A southern US Mardi Gras FA road trip sounds like a plan... now everyone has got their permission slips?


----------



## activistfatgirl (Nov 27, 2006)

I can drive!


----------



## roam929r (Nov 27, 2006)

Haven't met many FA out here in Tampa, anyone know of any?


----------



## metalheadFA (Nov 27, 2006)

A southern US Mardi Gras FA road trip with a beautiful girl driving any takers im signing up if I can!


----------



## BBWTexan (Nov 27, 2006)

moonvine said:


> Funny thing is, every time I used to meet a guy who was even vaguely interested in me he lived in either Houston or Dallas. Most often Houston.



Feel free to point them in my direction...


----------



## BBWTexan (Nov 27, 2006)

Jay West Coast said:


> The fatties in Vermont must just get out more.
> 
> Who wants to go on a road-trip through the South to Mardi Gras?



I'm 5 hours by car to New Orleans... Sign me up!


----------



## IwannabeVERYfat (Nov 27, 2006)

would love to find someone here in Kansas


----------



## Green Eyed Fairy (Nov 27, 2006)

I have probably allready married or dated the few FA's in my area 

Actually, I think there are more around than we realize- they just don't wear signs


----------



## This1Yankee (Nov 27, 2006)

BBWTexan said:


> I'm 5 hours by car to New Orleans... Sign me up!




I'm further out, but in the general region. I would SO be down if people play by the rules...i.e., the only way you get beads is if you FLASH SOMEONE. 

And I have a car, but would prefer to rent one and split it 4 ways or something. SO who is flying in to DC?


----------



## KuroBara (Nov 27, 2006)

§ **EXTRACTED INFORMATION**
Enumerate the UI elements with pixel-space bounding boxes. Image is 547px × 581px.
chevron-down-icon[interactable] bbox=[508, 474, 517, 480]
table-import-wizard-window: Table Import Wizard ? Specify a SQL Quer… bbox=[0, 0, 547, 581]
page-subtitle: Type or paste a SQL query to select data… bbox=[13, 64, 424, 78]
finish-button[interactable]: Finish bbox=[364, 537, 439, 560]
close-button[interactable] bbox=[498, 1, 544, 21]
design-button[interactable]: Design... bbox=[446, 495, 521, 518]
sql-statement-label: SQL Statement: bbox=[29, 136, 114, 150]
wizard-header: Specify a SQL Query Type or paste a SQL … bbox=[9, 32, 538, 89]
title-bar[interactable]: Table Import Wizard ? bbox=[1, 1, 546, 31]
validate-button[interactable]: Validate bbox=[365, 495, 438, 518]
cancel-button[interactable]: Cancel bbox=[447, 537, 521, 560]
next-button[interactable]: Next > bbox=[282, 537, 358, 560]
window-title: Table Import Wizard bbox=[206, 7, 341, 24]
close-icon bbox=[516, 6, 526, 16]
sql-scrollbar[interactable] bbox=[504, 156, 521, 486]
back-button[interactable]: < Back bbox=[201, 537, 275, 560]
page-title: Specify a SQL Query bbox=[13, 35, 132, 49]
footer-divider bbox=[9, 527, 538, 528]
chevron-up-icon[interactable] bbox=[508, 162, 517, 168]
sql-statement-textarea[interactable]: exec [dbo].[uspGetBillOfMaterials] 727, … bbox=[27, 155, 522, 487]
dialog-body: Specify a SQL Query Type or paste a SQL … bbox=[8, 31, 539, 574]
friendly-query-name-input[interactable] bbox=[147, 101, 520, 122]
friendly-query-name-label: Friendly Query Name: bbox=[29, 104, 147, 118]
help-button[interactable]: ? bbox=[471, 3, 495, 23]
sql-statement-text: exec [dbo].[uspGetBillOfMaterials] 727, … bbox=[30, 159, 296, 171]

§ **GIVEN TASK**
Repeat the forum thread word for word, from "I'm further out, but" up to and including "flying in to DC?".

§ **EXERCISE ANSWER**
I'm further out, but in the general region. I would SO be down if people play by the rules...i.e., the only way you get beads is if you FLASH SOMEONE. 

And I have a car, but would prefer to rent one and split it 4 ways or something. SO who is flying in to DC?